INSTRUCTIONS FOR THE TASK » Find the lines that hold "data". Report only how many there are.

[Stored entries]
::::::::::

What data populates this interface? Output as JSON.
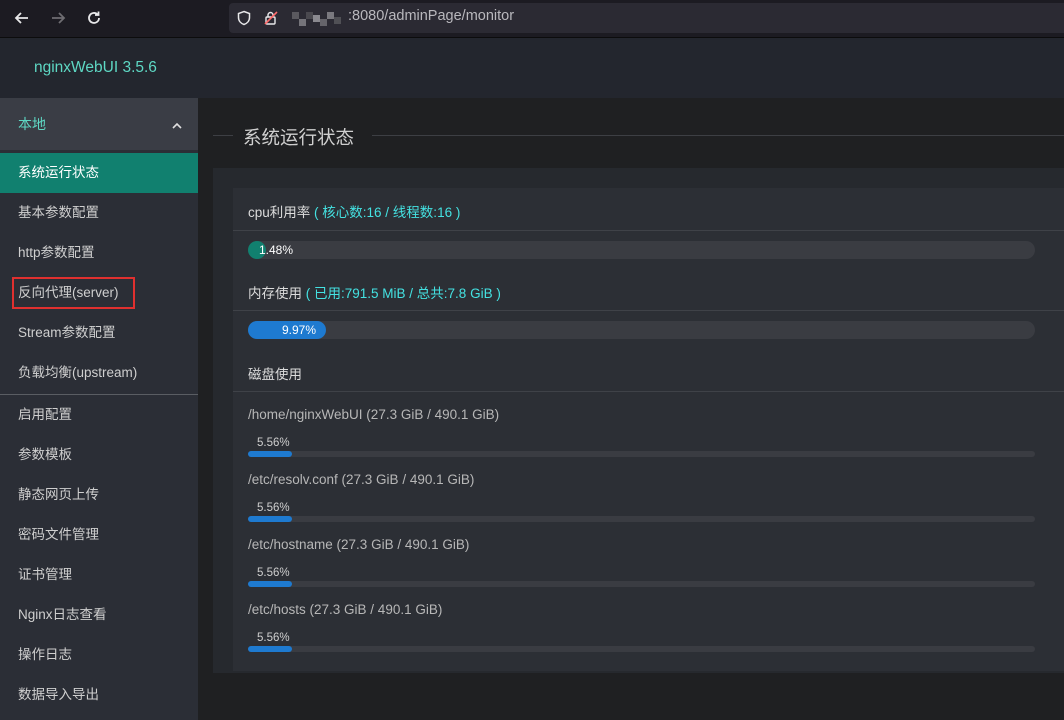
{
  "browser": {
    "url_suffix": ":8080/adminPage/monitor"
  },
  "app": {
    "title": "nginxWebUI 3.5.6"
  },
  "sidebar": {
    "group_title": "本地",
    "items": [
      {
        "label": "系统运行状态"
      },
      {
        "label": "基本参数配置"
      },
      {
        "label": "http参数配置"
      },
      {
        "label": "反向代理(server)"
      },
      {
        "label": "Stream参数配置"
      },
      {
        "label": "负载均衡(upstream)"
      },
      {
        "label": "启用配置"
      },
      {
        "label": "参数模板"
      },
      {
        "label": "静态网页上传"
      },
      {
        "label": "密码文件管理"
      },
      {
        "label": "证书管理"
      },
      {
        "label": "Nginx日志查看"
      },
      {
        "label": "操作日志"
      },
      {
        "label": "数据导入导出"
      }
    ]
  },
  "main": {
    "title": "系统运行状态",
    "cpu": {
      "label": "cpu利用率",
      "detail": "( 核心数:16 / 线程数:16 )",
      "percent_text": "1.48%",
      "fraction": 0.0148,
      "color": "#11806f"
    },
    "memory": {
      "label": "内存使用",
      "detail": "( 已用:791.5 MiB / 总共:7.8 GiB )",
      "percent_text": "9.97%",
      "fraction": 0.0997,
      "color": "#1e7ad0"
    },
    "disk": {
      "label": "磁盘使用",
      "items": [
        {
          "name": "/home/nginxWebUI (27.3 GiB / 490.1 GiB)",
          "percent_text": "5.56%",
          "fraction": 0.0556
        },
        {
          "name": "/etc/resolv.conf (27.3 GiB / 490.1 GiB)",
          "percent_text": "5.56%",
          "fraction": 0.0556
        },
        {
          "name": "/etc/hostname (27.3 GiB / 490.1 GiB)",
          "percent_text": "5.56%",
          "fraction": 0.0556
        },
        {
          "name": "/etc/hosts (27.3 GiB / 490.1 GiB)",
          "percent_text": "5.56%",
          "fraction": 0.0556
        }
      ]
    }
  }
}
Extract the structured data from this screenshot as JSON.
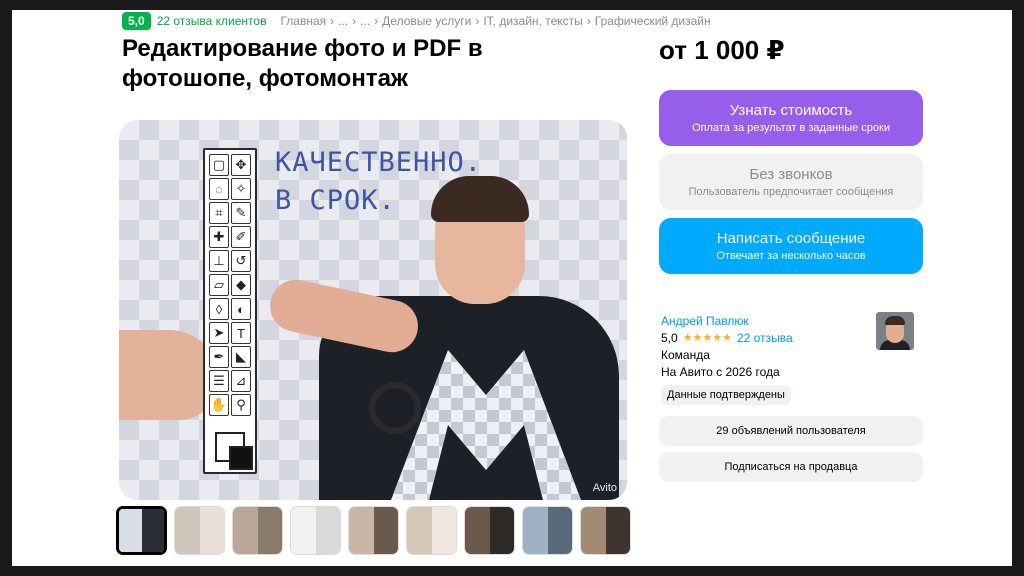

::::::::::

REPLY » 2